[start of Dataset records]

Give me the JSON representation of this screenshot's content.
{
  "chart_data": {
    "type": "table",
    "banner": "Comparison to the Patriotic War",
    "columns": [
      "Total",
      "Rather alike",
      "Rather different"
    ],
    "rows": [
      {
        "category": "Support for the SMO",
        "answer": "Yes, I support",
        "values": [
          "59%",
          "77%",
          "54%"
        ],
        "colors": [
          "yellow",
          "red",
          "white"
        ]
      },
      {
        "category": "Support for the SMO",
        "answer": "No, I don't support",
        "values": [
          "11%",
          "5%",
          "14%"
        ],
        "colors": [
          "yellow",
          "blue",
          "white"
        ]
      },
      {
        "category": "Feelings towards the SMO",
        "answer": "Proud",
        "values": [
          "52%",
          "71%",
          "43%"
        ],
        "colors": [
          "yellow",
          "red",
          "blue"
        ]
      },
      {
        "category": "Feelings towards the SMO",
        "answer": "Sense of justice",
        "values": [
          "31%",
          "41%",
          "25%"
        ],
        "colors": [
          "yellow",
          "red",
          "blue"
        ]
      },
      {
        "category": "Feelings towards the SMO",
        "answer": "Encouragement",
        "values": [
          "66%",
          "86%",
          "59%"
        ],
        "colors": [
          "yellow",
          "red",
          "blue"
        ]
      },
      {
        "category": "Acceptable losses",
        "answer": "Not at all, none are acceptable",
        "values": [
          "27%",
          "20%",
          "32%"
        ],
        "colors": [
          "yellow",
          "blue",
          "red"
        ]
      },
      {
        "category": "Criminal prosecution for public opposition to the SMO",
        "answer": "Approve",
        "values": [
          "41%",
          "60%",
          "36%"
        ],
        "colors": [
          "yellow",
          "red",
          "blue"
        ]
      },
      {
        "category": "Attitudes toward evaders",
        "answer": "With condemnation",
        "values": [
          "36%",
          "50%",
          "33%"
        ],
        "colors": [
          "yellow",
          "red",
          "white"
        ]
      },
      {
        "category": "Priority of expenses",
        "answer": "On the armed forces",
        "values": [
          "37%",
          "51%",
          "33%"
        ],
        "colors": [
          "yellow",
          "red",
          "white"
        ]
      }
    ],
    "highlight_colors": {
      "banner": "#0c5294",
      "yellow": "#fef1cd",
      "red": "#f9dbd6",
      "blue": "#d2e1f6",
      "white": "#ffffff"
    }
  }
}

[end of Dataset records]

> [Given request] Everything in the listing above should be restated exactly.

> [Response]
Give me the JSON representation of this screenshot's content.
{
  "chart_data": {
    "type": "table",
    "banner": "Comparison to the Patriotic War",
    "columns": [
      "Total",
      "Rather alike",
      "Rather different"
    ],
    "rows": [
      {
        "category": "Support for the SMO",
        "answer": "Yes, I support",
        "values": [
          "59%",
          "77%",
          "54%"
        ],
        "colors": [
          "yellow",
          "red",
          "white"
        ]
      },
      {
        "category": "Support for the SMO",
        "answer": "No, I don't support",
        "values": [
          "11%",
          "5%",
          "14%"
        ],
        "colors": [
          "yellow",
          "blue",
          "white"
        ]
      },
      {
        "category": "Feelings towards the SMO",
        "answer": "Proud",
        "values": [
          "52%",
          "71%",
          "43%"
        ],
        "colors": [
          "yellow",
          "red",
          "blue"
        ]
      },
      {
        "category": "Feelings towards the SMO",
        "answer": "Sense of justice",
        "values": [
          "31%",
          "41%",
          "25%"
        ],
        "colors": [
          "yellow",
          "red",
          "blue"
        ]
      },
      {
        "category": "Feelings towards the SMO",
        "answer": "Encouragement",
        "values": [
          "66%",
          "86%",
          "59%"
        ],
        "colors": [
          "yellow",
          "red",
          "blue"
        ]
      },
      {
        "category": "Acceptable losses",
        "answer": "Not at all, none are acceptable",
        "values": [
          "27%",
          "20%",
          "32%"
        ],
        "colors": [
          "yellow",
          "blue",
          "red"
        ]
      },
      {
        "category": "Criminal prosecution for public opposition to the SMO",
        "answer": "Approve",
        "values": [
          "41%",
          "60%",
          "36%"
        ],
        "colors": [
          "yellow",
          "red",
          "blue"
        ]
      },
      {
        "category": "Attitudes toward evaders",
        "answer": "With condemnation",
        "values": [
          "36%",
          "50%",
          "33%"
        ],
        "colors": [
          "yellow",
          "red",
          "white"
        ]
      },
      {
        "category": "Priority of expenses",
        "answer": "On the armed forces",
        "values": [
          "37%",
          "51%",
          "33%"
        ],
        "colors": [
          "yellow",
          "red",
          "white"
        ]
      }
    ],
    "highlight_colors": {
      "banner": "#0c5294",
      "yellow": "#fef1cd",
      "red": "#f9dbd6",
      "blue": "#d2e1f6",
      "white": "#ffffff"
    }
  }
}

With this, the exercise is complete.